Leave out any picture and return the remaining listing below exactly as given.

Records for processing:
+++++

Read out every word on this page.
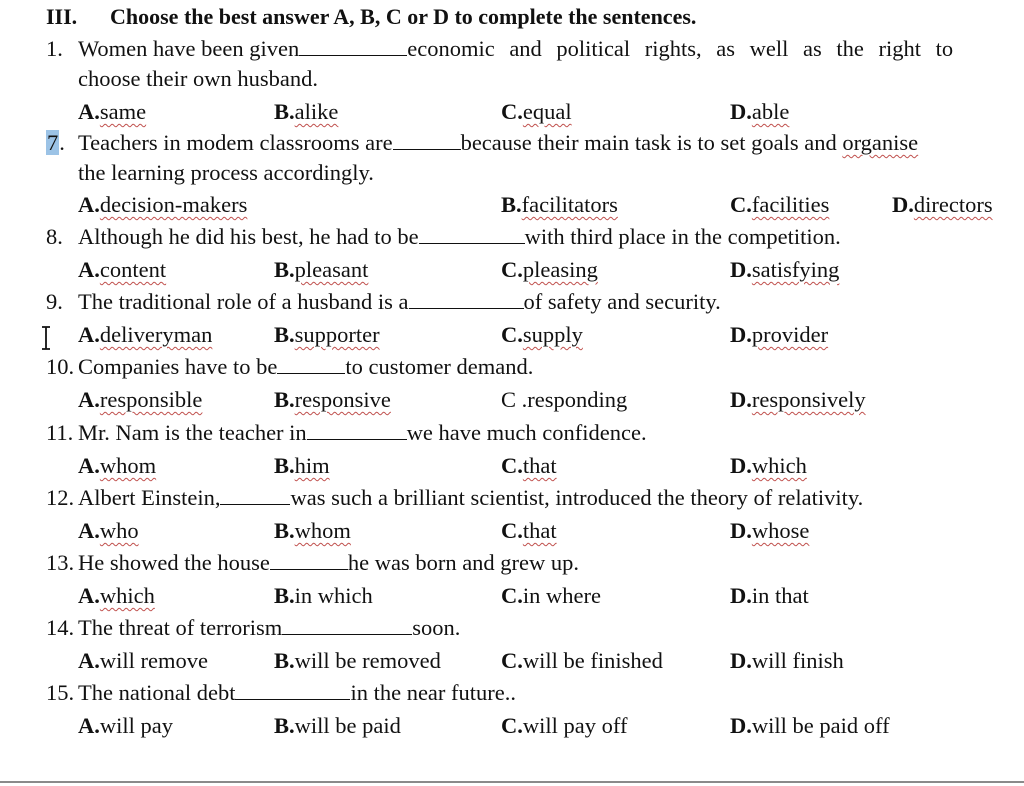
III. Choose the best answer A, B, C or D to complete the sentences.
1. Women have been given	economic and political rights, as well as the right to
choose their own husband.
A.same	B.alike	C.equal	D.able
7. Teachers in modem classrooms are	because their main task is to set goals and organise
the learning process accordingly.
A.decision-makers	B.facilitators	C.facilities	D.directors
8. Although he did his best, he had to be	with third place in the competition.
A.content	B.pleasant	C.pleasing	D.satisfying
9. The traditional role of a husband is a	of safety and security.
A.deliveryman	B.supporter	C.supply	D.provider
10. Companies have to be	to customer demand.
A.responsible	B.responsive	C .responding	D.responsively
11. Mr. Nam is the teacher in	we have much confidence.
A.whom	B.him	C.that	D.which
12. Albert Einstein,	was such a brilliant scientist, introduced the theory of relativity.
A.who	B.whom	C.that	D.whose
13. He showed the house	he was born and grew up.
A.which	B.in which	C.in where	D.in that
14. The threat of terrorism	soon.
A.will remove	B.will be removed	C.will be finished	D.will finish
15. The national debt	in the near future..
A.will pay	B.will be paid	C.will pay off	D.will be paid off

+++++

Solution to the exercise:
Read out every word on this page.
III. Choose the best answer A, B, C or D to complete the sentences.
1. Women have been given	economic and political rights, as well as the right to
choose their own husband.
A.same	B.alike	C.equal	D.able
7. Teachers in modem classrooms are	because their main task is to set goals and organise
the learning process accordingly.
A.decision-makers	B.facilitators	C.facilities	D.directors
8. Although he did his best, he had to be	with third place in the competition.
A.content	B.pleasant	C.pleasing	D.satisfying
9. The traditional role of a husband is a	of safety and security.
A.deliveryman	B.supporter	C.supply	D.provider
10. Companies have to be	to customer demand.
A.responsible	B.responsive	C .responding	D.responsively
11. Mr. Nam is the teacher in	we have much confidence.
A.whom	B.him	C.that	D.which
12. Albert Einstein,	was such a brilliant scientist, introduced the theory of relativity.
A.who	B.whom	C.that	D.whose
13. He showed the house	he was born and grew up.
A.which	B.in which	C.in where	D.in that
14. The threat of terrorism	soon.
A.will remove	B.will be removed	C.will be finished	D.will finish
15. The national debt	in the near future..
A.will pay	B.will be paid	C.will pay off	D.will be paid off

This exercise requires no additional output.